(Records from a dataset)
┌────────
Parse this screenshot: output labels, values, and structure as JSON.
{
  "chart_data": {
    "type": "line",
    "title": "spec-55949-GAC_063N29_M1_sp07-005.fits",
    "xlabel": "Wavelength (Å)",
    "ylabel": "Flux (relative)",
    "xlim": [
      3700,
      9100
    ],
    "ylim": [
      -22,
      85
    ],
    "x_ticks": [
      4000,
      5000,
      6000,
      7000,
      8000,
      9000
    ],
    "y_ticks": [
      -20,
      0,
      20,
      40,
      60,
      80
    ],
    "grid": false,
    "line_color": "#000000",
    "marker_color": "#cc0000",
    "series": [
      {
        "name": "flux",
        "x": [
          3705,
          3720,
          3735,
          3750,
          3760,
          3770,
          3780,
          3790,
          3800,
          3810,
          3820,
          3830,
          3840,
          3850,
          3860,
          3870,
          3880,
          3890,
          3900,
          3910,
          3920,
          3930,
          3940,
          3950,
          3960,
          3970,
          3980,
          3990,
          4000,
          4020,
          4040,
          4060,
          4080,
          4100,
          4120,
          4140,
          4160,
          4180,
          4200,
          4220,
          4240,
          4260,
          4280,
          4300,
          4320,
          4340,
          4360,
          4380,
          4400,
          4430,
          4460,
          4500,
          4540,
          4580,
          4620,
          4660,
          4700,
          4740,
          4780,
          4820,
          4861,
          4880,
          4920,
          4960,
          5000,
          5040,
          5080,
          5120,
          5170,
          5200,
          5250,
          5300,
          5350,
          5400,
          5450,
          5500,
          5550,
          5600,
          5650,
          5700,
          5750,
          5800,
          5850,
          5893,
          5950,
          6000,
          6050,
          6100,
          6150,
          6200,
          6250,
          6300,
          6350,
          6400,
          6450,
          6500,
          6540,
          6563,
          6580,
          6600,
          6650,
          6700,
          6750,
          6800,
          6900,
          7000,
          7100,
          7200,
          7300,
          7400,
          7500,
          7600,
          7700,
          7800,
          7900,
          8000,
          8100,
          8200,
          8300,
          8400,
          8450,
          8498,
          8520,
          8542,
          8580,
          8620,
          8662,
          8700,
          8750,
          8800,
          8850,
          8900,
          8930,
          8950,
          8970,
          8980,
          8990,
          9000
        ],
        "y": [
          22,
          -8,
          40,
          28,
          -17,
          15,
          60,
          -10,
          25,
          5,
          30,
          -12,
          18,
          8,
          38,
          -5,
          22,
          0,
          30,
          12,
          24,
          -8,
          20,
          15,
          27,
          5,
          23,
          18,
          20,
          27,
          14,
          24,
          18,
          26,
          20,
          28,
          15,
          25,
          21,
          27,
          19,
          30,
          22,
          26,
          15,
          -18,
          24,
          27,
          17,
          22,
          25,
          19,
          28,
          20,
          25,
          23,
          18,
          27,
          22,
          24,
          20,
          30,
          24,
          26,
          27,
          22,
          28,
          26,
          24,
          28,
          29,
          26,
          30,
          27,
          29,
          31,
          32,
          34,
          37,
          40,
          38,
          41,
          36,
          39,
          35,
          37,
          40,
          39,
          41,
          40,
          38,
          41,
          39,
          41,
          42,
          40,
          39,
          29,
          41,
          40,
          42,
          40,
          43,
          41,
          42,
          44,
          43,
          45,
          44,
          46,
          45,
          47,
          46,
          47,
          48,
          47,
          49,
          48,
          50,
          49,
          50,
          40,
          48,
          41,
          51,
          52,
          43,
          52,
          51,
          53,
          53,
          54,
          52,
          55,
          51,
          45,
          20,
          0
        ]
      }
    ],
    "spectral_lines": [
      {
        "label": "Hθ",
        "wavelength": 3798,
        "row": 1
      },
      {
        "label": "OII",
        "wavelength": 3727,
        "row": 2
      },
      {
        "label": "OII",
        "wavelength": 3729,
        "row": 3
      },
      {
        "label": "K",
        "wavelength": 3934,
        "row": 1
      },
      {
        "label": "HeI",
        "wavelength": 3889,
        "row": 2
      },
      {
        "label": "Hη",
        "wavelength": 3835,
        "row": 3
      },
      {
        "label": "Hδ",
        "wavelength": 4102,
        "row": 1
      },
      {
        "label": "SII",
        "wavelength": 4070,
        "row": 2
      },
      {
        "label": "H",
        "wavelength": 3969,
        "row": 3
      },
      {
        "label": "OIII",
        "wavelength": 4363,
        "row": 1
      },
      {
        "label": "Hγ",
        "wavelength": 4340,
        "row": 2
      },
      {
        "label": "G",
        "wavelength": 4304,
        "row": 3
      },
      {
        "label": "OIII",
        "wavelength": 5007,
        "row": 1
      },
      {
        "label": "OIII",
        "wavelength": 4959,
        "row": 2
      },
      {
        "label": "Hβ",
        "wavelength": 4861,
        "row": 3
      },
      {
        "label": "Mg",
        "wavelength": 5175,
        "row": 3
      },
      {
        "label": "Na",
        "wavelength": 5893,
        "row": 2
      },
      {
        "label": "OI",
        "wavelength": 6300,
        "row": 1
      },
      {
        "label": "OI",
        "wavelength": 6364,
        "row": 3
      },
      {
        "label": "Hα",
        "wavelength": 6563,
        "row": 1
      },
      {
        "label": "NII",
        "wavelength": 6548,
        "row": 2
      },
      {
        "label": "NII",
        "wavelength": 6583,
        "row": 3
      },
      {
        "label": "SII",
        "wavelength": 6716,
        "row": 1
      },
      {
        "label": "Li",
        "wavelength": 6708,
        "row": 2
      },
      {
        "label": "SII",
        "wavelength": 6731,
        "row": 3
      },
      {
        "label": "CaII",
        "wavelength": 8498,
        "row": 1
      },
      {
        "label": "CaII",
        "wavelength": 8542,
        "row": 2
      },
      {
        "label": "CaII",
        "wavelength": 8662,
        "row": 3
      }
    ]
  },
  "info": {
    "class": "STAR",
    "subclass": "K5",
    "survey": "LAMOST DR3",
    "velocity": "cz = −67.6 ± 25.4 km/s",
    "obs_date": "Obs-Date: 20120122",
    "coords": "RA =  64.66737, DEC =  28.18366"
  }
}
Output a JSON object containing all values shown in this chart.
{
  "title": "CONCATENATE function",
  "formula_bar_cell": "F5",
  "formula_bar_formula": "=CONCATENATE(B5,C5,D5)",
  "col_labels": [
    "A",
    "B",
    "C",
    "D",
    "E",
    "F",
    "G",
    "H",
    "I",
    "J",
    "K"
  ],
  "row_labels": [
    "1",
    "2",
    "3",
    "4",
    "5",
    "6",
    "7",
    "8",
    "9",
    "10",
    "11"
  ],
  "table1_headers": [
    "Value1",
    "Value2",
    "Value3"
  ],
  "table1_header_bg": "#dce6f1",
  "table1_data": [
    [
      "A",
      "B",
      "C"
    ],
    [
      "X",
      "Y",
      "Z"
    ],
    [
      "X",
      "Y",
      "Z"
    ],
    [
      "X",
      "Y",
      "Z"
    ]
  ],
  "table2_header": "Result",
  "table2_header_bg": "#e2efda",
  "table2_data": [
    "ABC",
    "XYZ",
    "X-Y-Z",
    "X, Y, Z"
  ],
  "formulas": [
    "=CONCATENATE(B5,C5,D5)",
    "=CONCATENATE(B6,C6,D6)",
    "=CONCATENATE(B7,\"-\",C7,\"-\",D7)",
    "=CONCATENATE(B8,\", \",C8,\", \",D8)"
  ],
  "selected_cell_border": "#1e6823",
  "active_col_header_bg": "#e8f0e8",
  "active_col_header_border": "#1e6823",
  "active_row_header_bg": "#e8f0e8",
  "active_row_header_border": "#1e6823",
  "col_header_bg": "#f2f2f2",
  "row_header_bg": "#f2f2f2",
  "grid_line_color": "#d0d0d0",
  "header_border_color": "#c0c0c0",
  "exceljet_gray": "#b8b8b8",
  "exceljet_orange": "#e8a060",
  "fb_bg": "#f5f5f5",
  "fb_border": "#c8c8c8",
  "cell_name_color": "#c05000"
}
└────────
> **Exercise objective**: Tally up the lines in the records containing the word "CONCATENATE", then give the count and nothing else.

> **Task solution**: 6